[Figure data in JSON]

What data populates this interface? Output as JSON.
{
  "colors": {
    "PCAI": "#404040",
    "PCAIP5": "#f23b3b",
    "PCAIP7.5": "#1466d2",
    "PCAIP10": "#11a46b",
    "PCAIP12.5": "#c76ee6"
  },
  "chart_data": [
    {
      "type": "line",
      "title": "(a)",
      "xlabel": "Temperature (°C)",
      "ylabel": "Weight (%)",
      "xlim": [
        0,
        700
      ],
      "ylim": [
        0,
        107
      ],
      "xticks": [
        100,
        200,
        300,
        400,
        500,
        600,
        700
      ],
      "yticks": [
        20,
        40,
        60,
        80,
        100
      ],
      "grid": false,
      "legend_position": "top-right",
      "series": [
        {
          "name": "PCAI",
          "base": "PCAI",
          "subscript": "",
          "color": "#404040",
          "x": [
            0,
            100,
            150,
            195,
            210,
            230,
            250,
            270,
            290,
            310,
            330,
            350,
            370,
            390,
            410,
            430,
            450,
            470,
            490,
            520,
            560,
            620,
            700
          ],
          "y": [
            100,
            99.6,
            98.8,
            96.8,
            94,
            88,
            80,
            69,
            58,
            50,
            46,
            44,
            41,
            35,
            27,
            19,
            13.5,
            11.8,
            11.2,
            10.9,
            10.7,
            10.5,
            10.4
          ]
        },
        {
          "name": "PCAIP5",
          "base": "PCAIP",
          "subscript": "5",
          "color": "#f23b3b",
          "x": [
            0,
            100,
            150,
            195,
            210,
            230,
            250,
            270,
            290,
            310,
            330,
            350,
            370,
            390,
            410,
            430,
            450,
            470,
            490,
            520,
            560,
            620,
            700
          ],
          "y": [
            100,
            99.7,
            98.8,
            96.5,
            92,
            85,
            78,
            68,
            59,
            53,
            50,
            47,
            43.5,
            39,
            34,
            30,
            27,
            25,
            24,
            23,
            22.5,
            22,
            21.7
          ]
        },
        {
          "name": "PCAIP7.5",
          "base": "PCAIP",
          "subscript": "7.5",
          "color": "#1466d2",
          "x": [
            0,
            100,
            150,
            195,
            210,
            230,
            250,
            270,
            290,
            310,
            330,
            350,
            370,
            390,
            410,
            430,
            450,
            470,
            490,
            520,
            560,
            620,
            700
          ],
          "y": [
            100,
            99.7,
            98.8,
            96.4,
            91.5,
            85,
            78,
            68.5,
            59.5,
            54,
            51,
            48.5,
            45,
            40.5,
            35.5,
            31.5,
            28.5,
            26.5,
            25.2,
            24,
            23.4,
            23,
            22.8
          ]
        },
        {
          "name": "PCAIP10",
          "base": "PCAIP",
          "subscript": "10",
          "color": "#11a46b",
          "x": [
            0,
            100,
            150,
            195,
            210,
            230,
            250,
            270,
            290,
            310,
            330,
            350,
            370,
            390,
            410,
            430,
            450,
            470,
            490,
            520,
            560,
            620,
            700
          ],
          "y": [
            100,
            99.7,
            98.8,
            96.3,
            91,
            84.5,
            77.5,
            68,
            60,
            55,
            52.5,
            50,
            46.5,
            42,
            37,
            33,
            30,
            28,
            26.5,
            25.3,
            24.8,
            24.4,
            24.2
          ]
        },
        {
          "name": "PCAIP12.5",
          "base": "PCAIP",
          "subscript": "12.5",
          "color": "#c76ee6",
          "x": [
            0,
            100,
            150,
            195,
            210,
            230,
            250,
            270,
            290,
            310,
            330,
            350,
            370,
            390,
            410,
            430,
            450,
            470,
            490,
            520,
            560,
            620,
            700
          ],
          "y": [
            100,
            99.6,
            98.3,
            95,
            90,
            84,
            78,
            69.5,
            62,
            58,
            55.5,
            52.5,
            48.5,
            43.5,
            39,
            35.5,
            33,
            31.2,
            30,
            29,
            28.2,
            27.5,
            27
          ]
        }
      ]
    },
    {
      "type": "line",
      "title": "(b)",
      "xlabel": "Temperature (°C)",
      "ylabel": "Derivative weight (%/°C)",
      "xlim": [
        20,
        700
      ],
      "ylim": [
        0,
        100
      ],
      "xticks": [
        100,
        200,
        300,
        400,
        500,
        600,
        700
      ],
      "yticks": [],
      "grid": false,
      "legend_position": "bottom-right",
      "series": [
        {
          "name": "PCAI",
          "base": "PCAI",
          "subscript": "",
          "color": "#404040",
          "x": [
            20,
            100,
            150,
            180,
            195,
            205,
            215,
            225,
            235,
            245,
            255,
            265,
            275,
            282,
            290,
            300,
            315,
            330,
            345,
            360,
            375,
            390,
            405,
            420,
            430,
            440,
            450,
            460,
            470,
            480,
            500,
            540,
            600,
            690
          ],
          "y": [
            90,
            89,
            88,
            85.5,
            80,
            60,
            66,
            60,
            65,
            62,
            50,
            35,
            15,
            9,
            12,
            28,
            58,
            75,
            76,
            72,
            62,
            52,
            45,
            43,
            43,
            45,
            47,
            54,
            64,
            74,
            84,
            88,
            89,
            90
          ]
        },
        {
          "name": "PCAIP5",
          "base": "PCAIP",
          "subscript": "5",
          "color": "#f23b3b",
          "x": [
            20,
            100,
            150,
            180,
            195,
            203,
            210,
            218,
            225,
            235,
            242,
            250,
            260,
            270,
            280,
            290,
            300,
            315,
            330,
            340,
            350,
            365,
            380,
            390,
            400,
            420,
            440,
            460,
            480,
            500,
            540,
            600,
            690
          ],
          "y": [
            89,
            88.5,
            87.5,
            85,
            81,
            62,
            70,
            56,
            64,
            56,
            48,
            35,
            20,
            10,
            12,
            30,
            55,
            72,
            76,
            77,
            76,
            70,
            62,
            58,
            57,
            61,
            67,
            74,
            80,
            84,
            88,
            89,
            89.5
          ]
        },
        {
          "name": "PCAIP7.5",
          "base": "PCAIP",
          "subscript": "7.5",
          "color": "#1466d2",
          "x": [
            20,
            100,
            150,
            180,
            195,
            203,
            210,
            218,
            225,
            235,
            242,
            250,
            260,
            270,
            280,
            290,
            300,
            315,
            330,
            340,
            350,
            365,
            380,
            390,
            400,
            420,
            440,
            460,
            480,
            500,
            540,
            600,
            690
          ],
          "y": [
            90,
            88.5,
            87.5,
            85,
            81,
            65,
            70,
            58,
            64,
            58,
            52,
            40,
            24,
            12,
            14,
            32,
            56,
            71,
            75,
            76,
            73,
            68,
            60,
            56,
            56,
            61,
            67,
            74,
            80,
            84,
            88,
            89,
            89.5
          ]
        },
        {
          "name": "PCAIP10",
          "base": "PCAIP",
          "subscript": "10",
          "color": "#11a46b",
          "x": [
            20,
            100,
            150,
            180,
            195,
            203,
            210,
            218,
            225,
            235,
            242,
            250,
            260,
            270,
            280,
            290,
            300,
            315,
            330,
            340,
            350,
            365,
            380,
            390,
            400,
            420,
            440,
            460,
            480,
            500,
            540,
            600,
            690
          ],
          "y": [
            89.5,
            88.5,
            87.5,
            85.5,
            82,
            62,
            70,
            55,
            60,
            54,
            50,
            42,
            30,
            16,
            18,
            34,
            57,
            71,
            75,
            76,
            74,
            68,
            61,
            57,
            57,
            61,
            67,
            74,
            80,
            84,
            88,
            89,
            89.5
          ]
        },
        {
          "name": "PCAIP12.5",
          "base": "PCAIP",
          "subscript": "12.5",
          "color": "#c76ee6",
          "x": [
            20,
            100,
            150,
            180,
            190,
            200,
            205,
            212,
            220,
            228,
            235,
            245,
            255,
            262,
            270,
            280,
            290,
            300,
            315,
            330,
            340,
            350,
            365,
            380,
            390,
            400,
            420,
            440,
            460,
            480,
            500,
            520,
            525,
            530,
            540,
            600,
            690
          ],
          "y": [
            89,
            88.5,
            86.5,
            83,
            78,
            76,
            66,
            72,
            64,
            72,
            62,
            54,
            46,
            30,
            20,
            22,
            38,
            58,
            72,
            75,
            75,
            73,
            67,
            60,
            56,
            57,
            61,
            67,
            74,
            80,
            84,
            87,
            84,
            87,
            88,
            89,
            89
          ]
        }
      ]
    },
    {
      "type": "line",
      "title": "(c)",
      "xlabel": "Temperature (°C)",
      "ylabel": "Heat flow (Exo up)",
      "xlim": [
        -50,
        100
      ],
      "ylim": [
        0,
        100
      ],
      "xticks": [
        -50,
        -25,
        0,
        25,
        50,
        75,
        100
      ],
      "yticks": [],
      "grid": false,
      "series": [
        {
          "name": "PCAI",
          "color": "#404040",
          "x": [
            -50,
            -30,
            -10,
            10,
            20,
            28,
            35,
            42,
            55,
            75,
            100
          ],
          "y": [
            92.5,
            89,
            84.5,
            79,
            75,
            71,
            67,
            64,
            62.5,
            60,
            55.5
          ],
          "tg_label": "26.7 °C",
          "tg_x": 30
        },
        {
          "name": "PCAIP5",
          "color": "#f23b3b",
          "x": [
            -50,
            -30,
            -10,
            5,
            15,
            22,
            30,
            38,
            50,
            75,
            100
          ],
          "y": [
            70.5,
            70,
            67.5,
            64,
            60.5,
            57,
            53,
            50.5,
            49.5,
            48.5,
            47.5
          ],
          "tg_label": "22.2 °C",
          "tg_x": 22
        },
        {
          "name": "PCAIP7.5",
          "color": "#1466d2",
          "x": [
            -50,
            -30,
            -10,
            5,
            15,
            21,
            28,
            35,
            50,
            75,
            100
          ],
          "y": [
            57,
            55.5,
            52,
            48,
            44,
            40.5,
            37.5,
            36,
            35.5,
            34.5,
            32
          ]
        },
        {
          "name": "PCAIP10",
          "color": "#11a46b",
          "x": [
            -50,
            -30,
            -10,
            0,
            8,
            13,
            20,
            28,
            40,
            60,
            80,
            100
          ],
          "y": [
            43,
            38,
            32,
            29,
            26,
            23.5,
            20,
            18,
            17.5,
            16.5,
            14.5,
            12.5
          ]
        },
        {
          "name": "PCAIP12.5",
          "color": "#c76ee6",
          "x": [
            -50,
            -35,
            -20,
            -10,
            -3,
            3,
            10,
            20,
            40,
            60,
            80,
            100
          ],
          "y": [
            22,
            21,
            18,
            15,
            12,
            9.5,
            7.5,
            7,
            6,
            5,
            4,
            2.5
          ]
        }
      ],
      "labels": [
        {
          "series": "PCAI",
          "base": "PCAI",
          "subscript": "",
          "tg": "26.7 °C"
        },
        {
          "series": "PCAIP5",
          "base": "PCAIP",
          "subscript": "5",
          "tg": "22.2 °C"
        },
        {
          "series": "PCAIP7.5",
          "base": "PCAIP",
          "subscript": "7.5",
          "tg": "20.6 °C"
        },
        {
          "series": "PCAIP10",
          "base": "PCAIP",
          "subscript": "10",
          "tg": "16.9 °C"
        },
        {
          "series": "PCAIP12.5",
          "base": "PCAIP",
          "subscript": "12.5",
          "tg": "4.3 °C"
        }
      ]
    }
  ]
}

▸ **WHAT TO PRODUCE**
Return each line among the entries that holds the word "series".

▸ **CORRECT ANSWER**
      "series": [
      "series": [
      "series": [
          "series": "PCAI",
          "series": "PCAIP5",
          "series": "PCAIP7.5",
          "series": "PCAIP10",
          "series": "PCAIP12.5",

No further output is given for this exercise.